[Part of a data file]
━━━━━━

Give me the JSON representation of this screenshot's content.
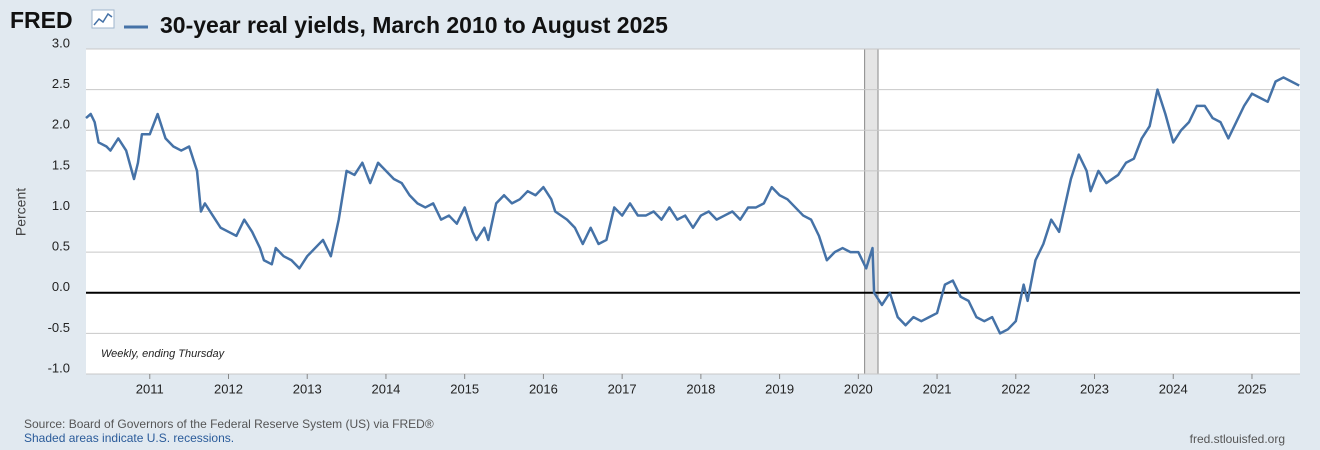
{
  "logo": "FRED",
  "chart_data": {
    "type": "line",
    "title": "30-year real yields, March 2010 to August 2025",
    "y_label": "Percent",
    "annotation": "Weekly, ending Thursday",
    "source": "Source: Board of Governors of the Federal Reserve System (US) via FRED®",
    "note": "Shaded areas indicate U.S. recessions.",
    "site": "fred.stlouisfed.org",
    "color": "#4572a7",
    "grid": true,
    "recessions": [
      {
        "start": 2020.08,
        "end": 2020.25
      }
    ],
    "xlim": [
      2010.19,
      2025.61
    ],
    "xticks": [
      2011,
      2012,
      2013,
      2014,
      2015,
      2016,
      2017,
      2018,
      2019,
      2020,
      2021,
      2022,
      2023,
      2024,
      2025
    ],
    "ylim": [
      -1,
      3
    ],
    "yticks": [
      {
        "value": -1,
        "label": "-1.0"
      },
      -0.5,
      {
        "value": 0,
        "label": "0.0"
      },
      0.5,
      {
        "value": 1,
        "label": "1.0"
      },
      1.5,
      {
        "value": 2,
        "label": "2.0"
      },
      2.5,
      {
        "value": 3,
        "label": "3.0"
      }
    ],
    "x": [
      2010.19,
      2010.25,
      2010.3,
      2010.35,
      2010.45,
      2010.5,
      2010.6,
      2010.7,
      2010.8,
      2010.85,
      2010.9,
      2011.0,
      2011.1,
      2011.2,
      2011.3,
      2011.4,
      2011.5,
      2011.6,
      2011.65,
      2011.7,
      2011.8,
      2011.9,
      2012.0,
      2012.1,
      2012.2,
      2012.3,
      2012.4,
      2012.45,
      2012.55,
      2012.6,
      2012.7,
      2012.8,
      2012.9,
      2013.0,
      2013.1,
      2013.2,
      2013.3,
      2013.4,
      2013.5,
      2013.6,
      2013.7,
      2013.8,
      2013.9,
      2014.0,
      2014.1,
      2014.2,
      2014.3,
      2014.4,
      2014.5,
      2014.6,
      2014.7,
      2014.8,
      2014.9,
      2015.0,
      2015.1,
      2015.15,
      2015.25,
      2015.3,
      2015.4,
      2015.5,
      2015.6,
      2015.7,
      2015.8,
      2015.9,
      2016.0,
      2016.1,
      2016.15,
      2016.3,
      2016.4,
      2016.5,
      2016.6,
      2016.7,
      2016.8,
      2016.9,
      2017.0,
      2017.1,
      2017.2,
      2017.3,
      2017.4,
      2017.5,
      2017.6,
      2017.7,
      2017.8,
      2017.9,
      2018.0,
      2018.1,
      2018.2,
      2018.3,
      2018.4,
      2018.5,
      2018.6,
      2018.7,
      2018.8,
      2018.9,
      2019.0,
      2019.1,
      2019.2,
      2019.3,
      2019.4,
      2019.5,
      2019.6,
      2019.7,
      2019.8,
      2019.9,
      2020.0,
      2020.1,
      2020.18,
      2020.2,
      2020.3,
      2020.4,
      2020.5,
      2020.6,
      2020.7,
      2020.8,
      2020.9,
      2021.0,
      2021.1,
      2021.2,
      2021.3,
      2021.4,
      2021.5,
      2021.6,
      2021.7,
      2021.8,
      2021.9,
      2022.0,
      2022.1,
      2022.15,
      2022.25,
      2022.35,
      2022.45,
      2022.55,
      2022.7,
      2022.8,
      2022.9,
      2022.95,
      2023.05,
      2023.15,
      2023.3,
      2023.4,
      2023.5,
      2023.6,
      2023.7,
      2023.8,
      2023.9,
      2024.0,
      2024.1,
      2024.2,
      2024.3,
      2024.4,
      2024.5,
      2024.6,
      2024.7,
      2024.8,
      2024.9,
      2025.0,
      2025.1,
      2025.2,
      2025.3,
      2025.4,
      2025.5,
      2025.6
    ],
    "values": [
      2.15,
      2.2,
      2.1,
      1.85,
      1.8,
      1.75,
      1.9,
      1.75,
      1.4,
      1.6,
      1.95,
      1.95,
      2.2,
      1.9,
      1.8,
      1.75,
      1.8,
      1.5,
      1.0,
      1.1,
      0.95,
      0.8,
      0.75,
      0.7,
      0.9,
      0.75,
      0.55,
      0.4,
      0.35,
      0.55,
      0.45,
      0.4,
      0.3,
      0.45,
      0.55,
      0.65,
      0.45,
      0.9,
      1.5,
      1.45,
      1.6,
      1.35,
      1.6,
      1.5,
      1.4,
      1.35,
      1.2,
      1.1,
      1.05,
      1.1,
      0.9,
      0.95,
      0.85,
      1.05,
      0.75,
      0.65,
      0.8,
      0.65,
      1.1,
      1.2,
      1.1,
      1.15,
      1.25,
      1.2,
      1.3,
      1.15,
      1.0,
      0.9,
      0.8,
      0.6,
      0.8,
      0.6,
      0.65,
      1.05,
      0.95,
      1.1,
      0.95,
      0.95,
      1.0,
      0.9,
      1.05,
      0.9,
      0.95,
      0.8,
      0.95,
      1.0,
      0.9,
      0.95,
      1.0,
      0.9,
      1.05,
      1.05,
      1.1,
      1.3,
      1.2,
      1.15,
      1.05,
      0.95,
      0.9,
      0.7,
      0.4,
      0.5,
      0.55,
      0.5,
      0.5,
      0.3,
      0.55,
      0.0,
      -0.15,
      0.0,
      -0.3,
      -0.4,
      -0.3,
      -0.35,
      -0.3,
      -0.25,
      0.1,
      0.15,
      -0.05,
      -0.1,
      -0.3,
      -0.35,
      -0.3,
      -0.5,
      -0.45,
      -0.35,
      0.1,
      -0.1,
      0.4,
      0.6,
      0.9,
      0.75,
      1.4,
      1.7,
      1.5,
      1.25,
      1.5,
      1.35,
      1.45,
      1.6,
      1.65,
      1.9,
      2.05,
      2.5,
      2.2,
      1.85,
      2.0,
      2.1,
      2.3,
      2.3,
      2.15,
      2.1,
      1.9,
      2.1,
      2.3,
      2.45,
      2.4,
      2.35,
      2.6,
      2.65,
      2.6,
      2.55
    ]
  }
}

━━━━━━

DO THIS: From the material, report only how many lines include the word "recessions".

CORRECT OUTPUT: 2